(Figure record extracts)

------------------------------

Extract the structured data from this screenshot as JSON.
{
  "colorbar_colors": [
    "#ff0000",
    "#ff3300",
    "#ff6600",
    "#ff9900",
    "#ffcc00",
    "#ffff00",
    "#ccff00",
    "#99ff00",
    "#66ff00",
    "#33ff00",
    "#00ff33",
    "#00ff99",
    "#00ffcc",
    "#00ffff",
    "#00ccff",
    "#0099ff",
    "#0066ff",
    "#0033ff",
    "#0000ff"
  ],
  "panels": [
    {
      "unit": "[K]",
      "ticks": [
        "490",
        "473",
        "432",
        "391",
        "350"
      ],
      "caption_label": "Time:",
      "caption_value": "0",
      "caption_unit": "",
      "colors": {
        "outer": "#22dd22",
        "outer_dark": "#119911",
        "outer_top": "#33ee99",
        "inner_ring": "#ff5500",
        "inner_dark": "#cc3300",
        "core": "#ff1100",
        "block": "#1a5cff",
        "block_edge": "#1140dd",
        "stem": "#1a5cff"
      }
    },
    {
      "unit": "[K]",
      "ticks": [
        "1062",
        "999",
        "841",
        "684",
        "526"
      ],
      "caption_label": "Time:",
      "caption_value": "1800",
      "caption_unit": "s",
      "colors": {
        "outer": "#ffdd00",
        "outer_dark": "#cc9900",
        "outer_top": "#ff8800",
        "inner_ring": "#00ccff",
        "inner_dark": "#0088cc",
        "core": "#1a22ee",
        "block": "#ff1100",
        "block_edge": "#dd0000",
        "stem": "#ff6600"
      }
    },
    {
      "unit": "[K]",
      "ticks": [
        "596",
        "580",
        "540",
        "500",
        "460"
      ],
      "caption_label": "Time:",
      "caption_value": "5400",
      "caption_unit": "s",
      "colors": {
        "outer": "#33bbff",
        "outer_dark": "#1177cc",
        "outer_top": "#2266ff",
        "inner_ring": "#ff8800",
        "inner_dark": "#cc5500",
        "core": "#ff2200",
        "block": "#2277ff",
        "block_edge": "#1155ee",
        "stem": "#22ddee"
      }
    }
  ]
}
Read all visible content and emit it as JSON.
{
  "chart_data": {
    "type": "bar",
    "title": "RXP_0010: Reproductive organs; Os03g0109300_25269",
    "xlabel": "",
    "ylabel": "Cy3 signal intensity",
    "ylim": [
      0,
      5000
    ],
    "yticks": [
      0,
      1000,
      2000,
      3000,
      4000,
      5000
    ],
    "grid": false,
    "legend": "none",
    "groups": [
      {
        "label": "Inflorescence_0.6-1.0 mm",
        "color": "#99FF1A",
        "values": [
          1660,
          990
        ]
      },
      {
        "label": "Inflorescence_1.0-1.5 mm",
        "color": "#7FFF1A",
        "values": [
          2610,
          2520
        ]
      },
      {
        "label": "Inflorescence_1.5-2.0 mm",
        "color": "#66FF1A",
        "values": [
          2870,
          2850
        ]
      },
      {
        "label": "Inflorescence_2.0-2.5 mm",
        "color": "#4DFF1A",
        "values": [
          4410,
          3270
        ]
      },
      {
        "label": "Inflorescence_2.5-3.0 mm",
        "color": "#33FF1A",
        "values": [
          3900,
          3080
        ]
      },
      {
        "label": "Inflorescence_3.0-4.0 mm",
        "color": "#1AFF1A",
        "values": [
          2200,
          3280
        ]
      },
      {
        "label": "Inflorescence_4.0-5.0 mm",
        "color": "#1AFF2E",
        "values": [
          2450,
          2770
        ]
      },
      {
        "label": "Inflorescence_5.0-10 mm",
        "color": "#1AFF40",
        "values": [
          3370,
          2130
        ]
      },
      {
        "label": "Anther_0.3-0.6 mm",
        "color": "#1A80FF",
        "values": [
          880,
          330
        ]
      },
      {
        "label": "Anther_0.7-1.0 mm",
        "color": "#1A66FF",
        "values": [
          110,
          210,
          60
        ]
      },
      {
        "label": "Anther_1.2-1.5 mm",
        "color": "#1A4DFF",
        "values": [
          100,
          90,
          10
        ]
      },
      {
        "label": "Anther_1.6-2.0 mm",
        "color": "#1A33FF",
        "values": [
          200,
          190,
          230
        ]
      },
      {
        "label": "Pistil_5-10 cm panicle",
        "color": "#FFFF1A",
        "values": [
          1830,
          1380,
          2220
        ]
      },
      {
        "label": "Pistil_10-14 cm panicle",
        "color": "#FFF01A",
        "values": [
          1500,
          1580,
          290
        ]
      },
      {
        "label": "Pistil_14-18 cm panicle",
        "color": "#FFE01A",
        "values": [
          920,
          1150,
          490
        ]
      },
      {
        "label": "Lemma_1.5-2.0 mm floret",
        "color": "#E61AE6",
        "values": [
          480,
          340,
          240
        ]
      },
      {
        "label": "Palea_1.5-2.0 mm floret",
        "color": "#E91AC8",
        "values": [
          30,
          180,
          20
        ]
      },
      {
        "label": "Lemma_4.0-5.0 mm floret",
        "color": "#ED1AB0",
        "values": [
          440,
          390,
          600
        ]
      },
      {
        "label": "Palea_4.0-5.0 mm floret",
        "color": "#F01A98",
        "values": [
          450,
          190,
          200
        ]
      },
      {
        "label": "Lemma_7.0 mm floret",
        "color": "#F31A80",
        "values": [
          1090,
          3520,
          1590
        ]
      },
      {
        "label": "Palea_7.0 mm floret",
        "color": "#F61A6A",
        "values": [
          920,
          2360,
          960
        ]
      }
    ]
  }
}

------------------------------

• **Task to carry out**
Every line of the data above should be reproduced word for word.

• **Reply**
Extract the structured data from this screenshot as JSON.
{
  "colorbar_colors": [
    "#ff0000",
    "#ff3300",
    "#ff6600",
    "#ff9900",
    "#ffcc00",
    "#ffff00",
    "#ccff00",
    "#99ff00",
    "#66ff00",
    "#33ff00",
    "#00ff33",
    "#00ff99",
    "#00ffcc",
    "#00ffff",
    "#00ccff",
    "#0099ff",
    "#0066ff",
    "#0033ff",
    "#0000ff"
  ],
  "panels": [
    {
      "unit": "[K]",
      "ticks": [
        "490",
        "473",
        "432",
        "391",
        "350"
      ],
      "caption_label": "Time:",
      "caption_value": "0",
      "caption_unit": "",
      "colors": {
        "outer": "#22dd22",
        "outer_dark": "#119911",
        "outer_top": "#33ee99",
        "inner_ring": "#ff5500",
        "inner_dark": "#cc3300",
        "core": "#ff1100",
        "block": "#1a5cff",
        "block_edge": "#1140dd",
        "stem": "#1a5cff"
      }
    },
    {
      "unit": "[K]",
      "ticks": [
        "1062",
        "999",
        "841",
        "684",
        "526"
      ],
      "caption_label": "Time:",
      "caption_value": "1800",
      "caption_unit": "s",
      "colors": {
        "outer": "#ffdd00",
        "outer_dark": "#cc9900",
        "outer_top": "#ff8800",
        "inner_ring": "#00ccff",
        "inner_dark": "#0088cc",
        "core": "#1a22ee",
        "block": "#ff1100",
        "block_edge": "#dd0000",
        "stem": "#ff6600"
      }
    },
    {
      "unit": "[K]",
      "ticks": [
        "596",
        "580",
        "540",
        "500",
        "460"
      ],
      "caption_label": "Time:",
      "caption_value": "5400",
      "caption_unit": "s",
      "colors": {
        "outer": "#33bbff",
        "outer_dark": "#1177cc",
        "outer_top": "#2266ff",
        "inner_ring": "#ff8800",
        "inner_dark": "#cc5500",
        "core": "#ff2200",
        "block": "#2277ff",
        "block_edge": "#1155ee",
        "stem": "#22ddee"
      }
    }
  ]
}
Read all visible content and emit it as JSON.
{
  "chart_data": {
    "type": "bar",
    "title": "RXP_0010: Reproductive organs; Os03g0109300_25269",
    "xlabel": "",
    "ylabel": "Cy3 signal intensity",
    "ylim": [
      0,
      5000
    ],
    "yticks": [
      0,
      1000,
      2000,
      3000,
      4000,
      5000
    ],
    "grid": false,
    "legend": "none",
    "groups": [
      {
        "label": "Inflorescence_0.6-1.0 mm",
        "color": "#99FF1A",
        "values": [
          1660,
          990
        ]
      },
      {
        "label": "Inflorescence_1.0-1.5 mm",
        "color": "#7FFF1A",
        "values": [
          2610,
          2520
        ]
      },
      {
        "label": "Inflorescence_1.5-2.0 mm",
        "color": "#66FF1A",
        "values": [
          2870,
          2850
        ]
      },
      {
        "label": "Inflorescence_2.0-2.5 mm",
        "color": "#4DFF1A",
        "values": [
          4410,
          3270
        ]
      },
      {
        "label": "Inflorescence_2.5-3.0 mm",
        "color": "#33FF1A",
        "values": [
          3900,
          3080
        ]
      },
      {
        "label": "Inflorescence_3.0-4.0 mm",
        "color": "#1AFF1A",
        "values": [
          2200,
          3280
        ]
      },
      {
        "label": "Inflorescence_4.0-5.0 mm",
        "color": "#1AFF2E",
        "values": [
          2450,
          2770
        ]
      },
      {
        "label": "Inflorescence_5.0-10 mm",
        "color": "#1AFF40",
        "values": [
          3370,
          2130
        ]
      },
      {
        "label": "Anther_0.3-0.6 mm",
        "color": "#1A80FF",
        "values": [
          880,
          330
        ]
      },
      {
        "label": "Anther_0.7-1.0 mm",
        "color": "#1A66FF",
        "values": [
          110,
          210,
          60
        ]
      },
      {
        "label": "Anther_1.2-1.5 mm",
        "color": "#1A4DFF",
        "values": [
          100,
          90,
          10
        ]
      },
      {
        "label": "Anther_1.6-2.0 mm",
        "color": "#1A33FF",
        "values": [
          200,
          190,
          230
        ]
      },
      {
        "label": "Pistil_5-10 cm panicle",
        "color": "#FFFF1A",
        "values": [
          1830,
          1380,
          2220
        ]
      },
      {
        "label": "Pistil_10-14 cm panicle",
        "color": "#FFF01A",
        "values": [
          1500,
          1580,
          290
        ]
      },
      {
        "label": "Pistil_14-18 cm panicle",
        "color": "#FFE01A",
        "values": [
          920,
          1150,
          490
        ]
      },
      {
        "label": "Lemma_1.5-2.0 mm floret",
        "color": "#E61AE6",
        "values": [
          480,
          340,
          240
        ]
      },
      {
        "label": "Palea_1.5-2.0 mm floret",
        "color": "#E91AC8",
        "values": [
          30,
          180,
          20
        ]
      },
      {
        "label": "Lemma_4.0-5.0 mm floret",
        "color": "#ED1AB0",
        "values": [
          440,
          390,
          600
        ]
      },
      {
        "label": "Palea_4.0-5.0 mm floret",
        "color": "#F01A98",
        "values": [
          450,
          190,
          200
        ]
      },
      {
        "label": "Lemma_7.0 mm floret",
        "color": "#F31A80",
        "values": [
          1090,
          3520,
          1590
        ]
      },
      {
        "label": "Palea_7.0 mm floret",
        "color": "#F61A6A",
        "values": [
          920,
          2360,
          960
        ]
      }
    ]
  }
}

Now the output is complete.